PROMPT →
Quote the entries in full, character for character, without their images.

Stored data entries:
.....

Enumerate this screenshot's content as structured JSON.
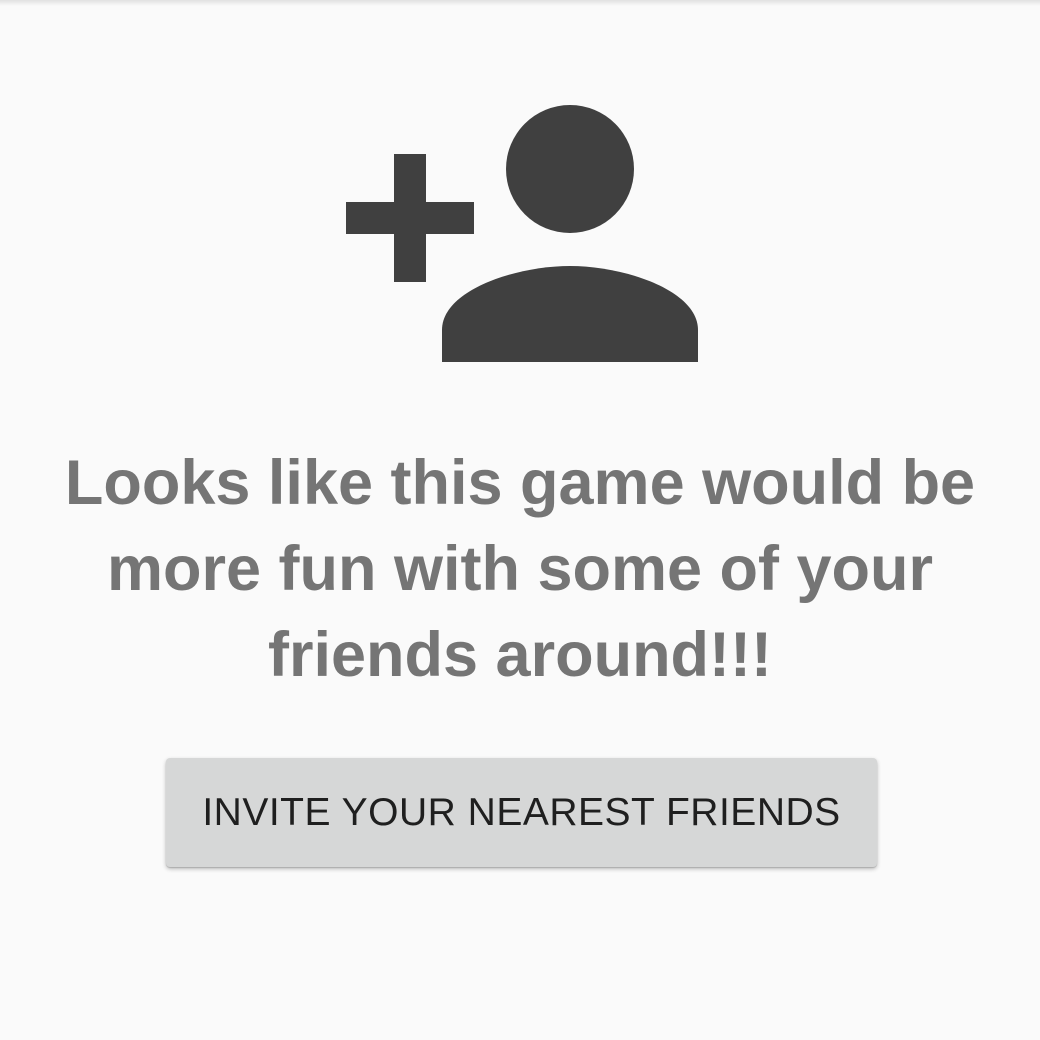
{
  "empty_state": {
    "icon": "person-add-icon",
    "icon_color": "#404040",
    "message": "Looks like this game would be more fun with some of your friends around!!!",
    "message_color": "#757575"
  },
  "invite_button": {
    "label": "INVITE YOUR NEAREST FRIENDS",
    "background_color": "#d6d7d7",
    "text_color": "#1f1f1f"
  },
  "background_color": "#fafafa"
}
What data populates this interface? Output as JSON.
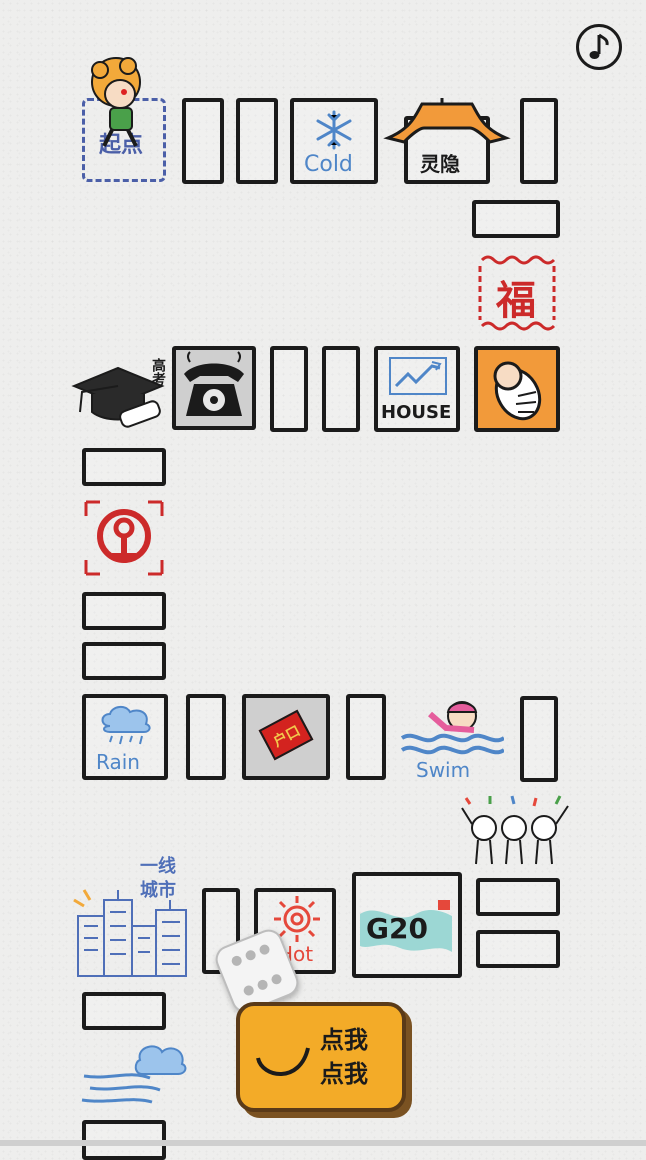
{
  "board": {
    "start_label": "起点",
    "cold_label": "Cold",
    "temple_label": "灵隐",
    "fu_label": "福",
    "gaokao_label": "高考",
    "house_label": "HOUSE",
    "rain_label": "Rain",
    "swim_label": "Swim",
    "city_label_line1": "一线",
    "city_label_line2": "城市",
    "hot_label": "Hot",
    "g20_label": "G20",
    "hukou_label": "户口"
  },
  "controls": {
    "roll_button_line1": "点我",
    "roll_button_line2": "点我",
    "music_icon": "music-note-icon"
  },
  "colors": {
    "tile_border": "#1b1b1b",
    "start_border": "#4b5fa8",
    "accent_orange": "#f2a93a",
    "word_blue": "#4f86c8",
    "stamp_red": "#cc2a2a"
  }
}
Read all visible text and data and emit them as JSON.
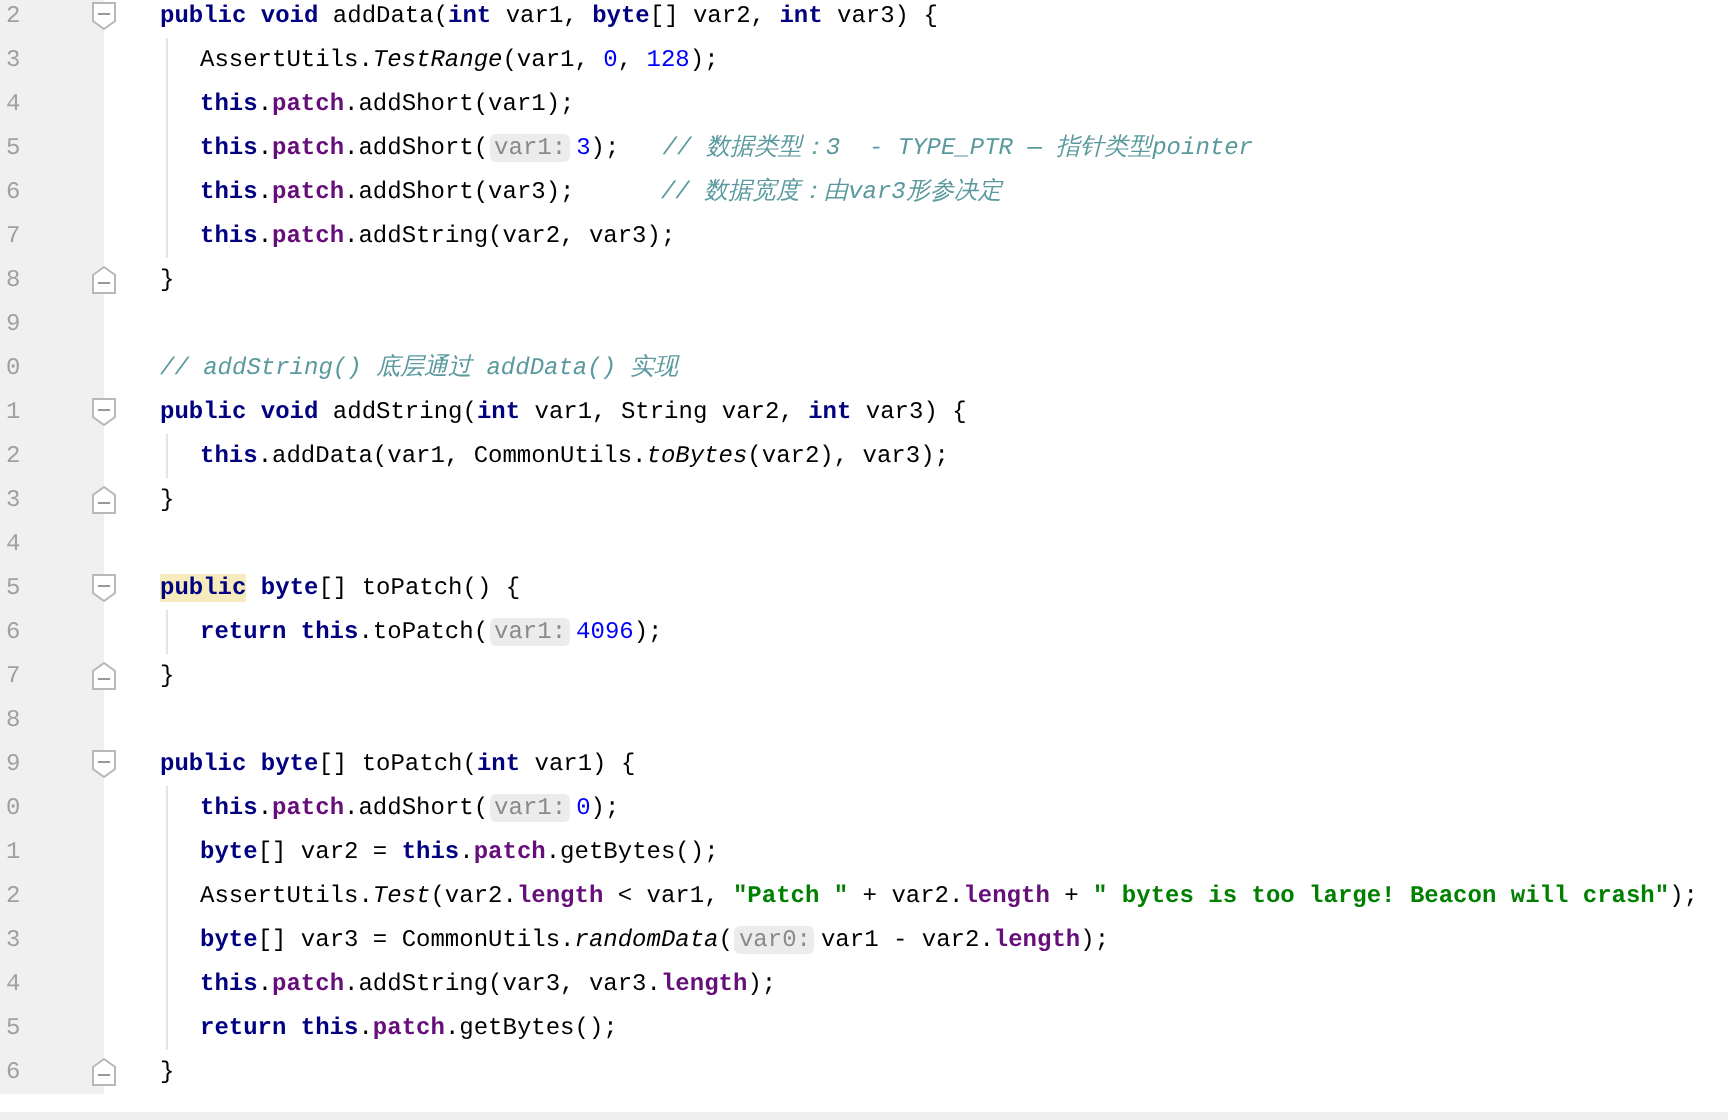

.....

COMPLETE RESPONSE →
Enumerate this screenshot's content as structured JSON.
{
  "empty_state": {
    "icon": "person-add-icon",
    "icon_color": "#404040",
    "message": "Looks like this game would be more fun with some of your friends around!!!",
    "message_color": "#757575"
  },
  "invite_button": {
    "label": "INVITE YOUR NEAREST FRIENDS",
    "background_color": "#d6d7d7",
    "text_color": "#1f1f1f"
  },
  "background_color": "#fafafa"
}
What data populates this interface? Output as JSON.
{
  "board": {
    "start_label": "起点",
    "cold_label": "Cold",
    "temple_label": "灵隐",
    "fu_label": "福",
    "gaokao_label": "高考",
    "house_label": "HOUSE",
    "rain_label": "Rain",
    "swim_label": "Swim",
    "city_label_line1": "一线",
    "city_label_line2": "城市",
    "hot_label": "Hot",
    "g20_label": "G20",
    "hukou_label": "户口"
  },
  "controls": {
    "roll_button_line1": "点我",
    "roll_button_line2": "点我",
    "music_icon": "music-note-icon"
  },
  "colors": {
    "tile_border": "#1b1b1b",
    "start_border": "#4b5fa8",
    "accent_orange": "#f2a93a",
    "word_blue": "#4f86c8",
    "stamp_red": "#cc2a2a"
  }
}
Read all visible text and data and emit them as JSON.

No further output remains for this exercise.